- Stated problem:
Locate each line in the records containing "осуществления". Copy it.

- Material provided:
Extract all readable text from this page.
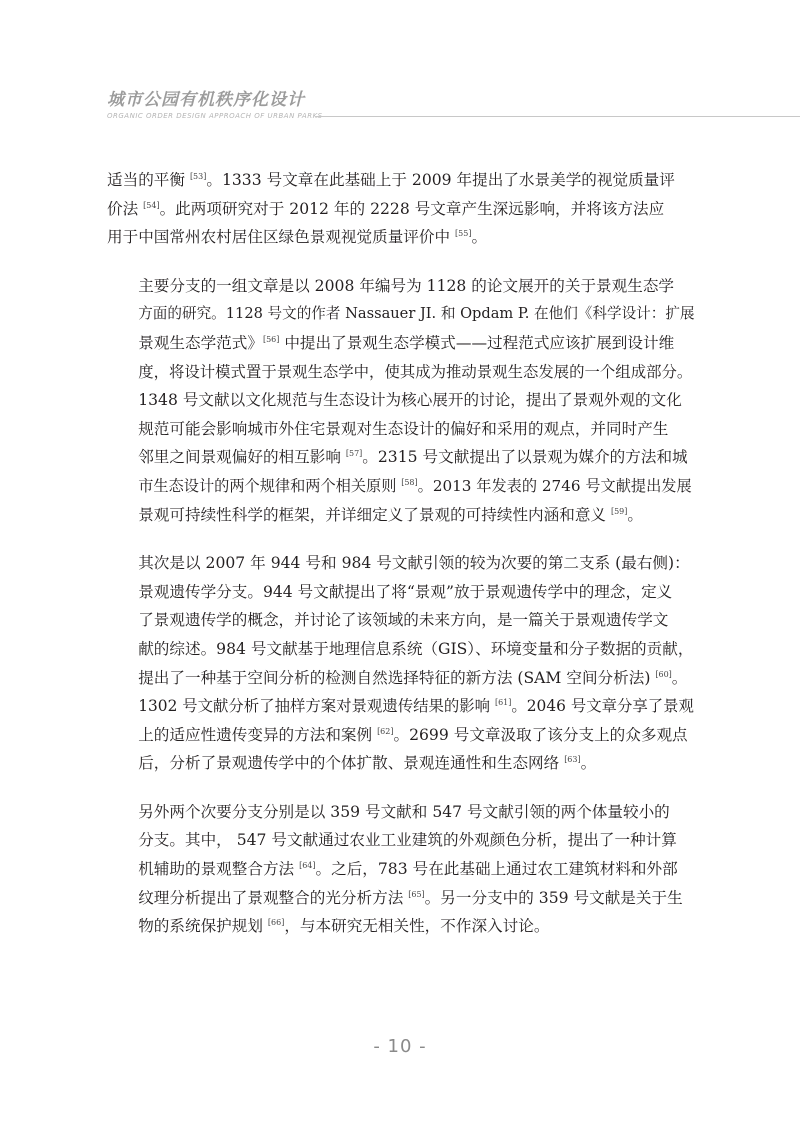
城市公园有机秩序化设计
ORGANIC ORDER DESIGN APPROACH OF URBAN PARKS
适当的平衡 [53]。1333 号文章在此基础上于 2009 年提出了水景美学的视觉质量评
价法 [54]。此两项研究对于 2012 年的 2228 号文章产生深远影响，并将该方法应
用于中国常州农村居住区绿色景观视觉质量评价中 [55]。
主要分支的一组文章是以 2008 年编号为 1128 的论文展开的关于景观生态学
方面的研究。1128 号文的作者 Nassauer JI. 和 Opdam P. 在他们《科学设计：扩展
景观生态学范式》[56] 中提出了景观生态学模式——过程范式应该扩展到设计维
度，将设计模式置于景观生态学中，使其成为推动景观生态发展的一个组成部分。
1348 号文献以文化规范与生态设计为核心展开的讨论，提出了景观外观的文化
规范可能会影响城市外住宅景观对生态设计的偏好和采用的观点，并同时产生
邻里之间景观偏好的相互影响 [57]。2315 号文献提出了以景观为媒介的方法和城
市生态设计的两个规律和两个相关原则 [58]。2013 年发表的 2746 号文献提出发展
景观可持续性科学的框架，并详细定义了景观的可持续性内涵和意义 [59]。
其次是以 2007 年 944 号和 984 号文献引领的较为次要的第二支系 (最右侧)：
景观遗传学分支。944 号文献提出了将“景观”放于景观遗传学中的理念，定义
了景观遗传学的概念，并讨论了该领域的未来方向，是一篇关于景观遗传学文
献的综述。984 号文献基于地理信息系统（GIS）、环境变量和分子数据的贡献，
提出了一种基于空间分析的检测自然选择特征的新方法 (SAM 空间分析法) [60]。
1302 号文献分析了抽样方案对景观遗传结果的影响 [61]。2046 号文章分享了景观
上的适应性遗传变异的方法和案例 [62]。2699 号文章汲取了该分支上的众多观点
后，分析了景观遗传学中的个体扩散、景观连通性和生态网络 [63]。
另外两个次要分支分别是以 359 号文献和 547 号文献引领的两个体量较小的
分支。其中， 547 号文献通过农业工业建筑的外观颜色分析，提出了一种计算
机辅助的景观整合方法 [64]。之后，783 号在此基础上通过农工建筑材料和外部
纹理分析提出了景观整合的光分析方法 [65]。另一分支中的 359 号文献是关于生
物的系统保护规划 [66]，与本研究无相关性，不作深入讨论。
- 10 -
...
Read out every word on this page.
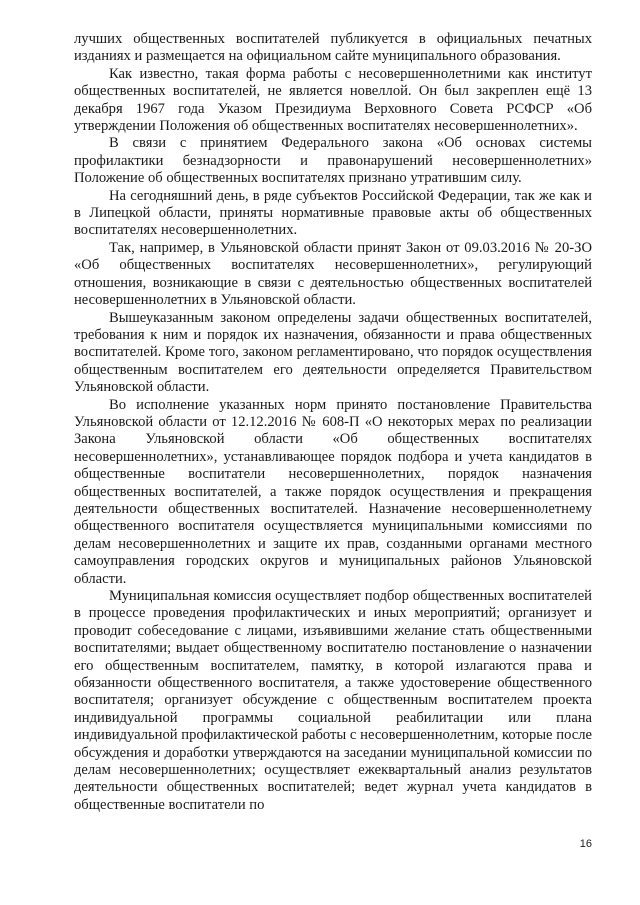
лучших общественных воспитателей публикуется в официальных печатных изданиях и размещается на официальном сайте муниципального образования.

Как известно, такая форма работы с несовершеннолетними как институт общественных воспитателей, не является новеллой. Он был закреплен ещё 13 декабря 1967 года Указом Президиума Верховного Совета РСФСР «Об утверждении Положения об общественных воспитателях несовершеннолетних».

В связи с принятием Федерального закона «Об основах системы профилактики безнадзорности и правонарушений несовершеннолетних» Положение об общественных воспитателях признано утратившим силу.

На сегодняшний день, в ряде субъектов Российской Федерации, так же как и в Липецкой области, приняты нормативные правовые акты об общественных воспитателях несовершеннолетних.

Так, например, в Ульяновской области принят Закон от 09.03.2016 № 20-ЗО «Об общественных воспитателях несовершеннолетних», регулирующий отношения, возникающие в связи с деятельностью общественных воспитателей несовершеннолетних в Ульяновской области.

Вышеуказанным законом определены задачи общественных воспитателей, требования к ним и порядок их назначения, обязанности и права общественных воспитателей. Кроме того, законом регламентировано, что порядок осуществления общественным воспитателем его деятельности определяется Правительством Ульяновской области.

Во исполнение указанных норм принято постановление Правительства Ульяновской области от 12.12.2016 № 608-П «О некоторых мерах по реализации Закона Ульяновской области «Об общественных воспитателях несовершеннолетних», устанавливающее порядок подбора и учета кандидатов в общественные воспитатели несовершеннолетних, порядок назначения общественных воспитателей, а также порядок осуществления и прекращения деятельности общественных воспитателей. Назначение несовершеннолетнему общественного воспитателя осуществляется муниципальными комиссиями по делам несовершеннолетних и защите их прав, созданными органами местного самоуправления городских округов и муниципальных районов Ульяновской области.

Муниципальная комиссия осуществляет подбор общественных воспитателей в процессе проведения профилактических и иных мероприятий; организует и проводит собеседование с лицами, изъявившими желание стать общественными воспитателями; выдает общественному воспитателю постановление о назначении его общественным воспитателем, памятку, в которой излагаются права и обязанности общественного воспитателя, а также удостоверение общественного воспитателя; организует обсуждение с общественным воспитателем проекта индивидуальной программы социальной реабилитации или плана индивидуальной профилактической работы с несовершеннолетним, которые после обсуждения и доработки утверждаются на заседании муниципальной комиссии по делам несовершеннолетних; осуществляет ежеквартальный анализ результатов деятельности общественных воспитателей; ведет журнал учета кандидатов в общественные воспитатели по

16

- Exercise answer:
Вышеуказанным законом определены задачи общественных воспитателей, требования к ним и порядок их назначения, обязанности и права общественных воспитателей. Кроме того, законом регламентировано, что порядок осуществления общественным воспитателем его деятельности определяется Правительством Ульяновской области.
Во исполнение указанных норм принято постановление Правительства Ульяновской области от 12.12.2016 № 608-П «О некоторых мерах по реализации Закона Ульяновской области «Об общественных воспитателях несовершеннолетних», устанавливающее порядок подбора и учета кандидатов в общественные воспитатели несовершеннолетних, порядок назначения общественных воспитателей, а также порядок осуществления и прекращения деятельности общественных воспитателей. Назначение несовершеннолетнему общественного воспитателя осуществляется муниципальными комиссиями по делам несовершеннолетних и защите их прав, созданными органами местного самоуправления городских округов и муниципальных районов Ульяновской области.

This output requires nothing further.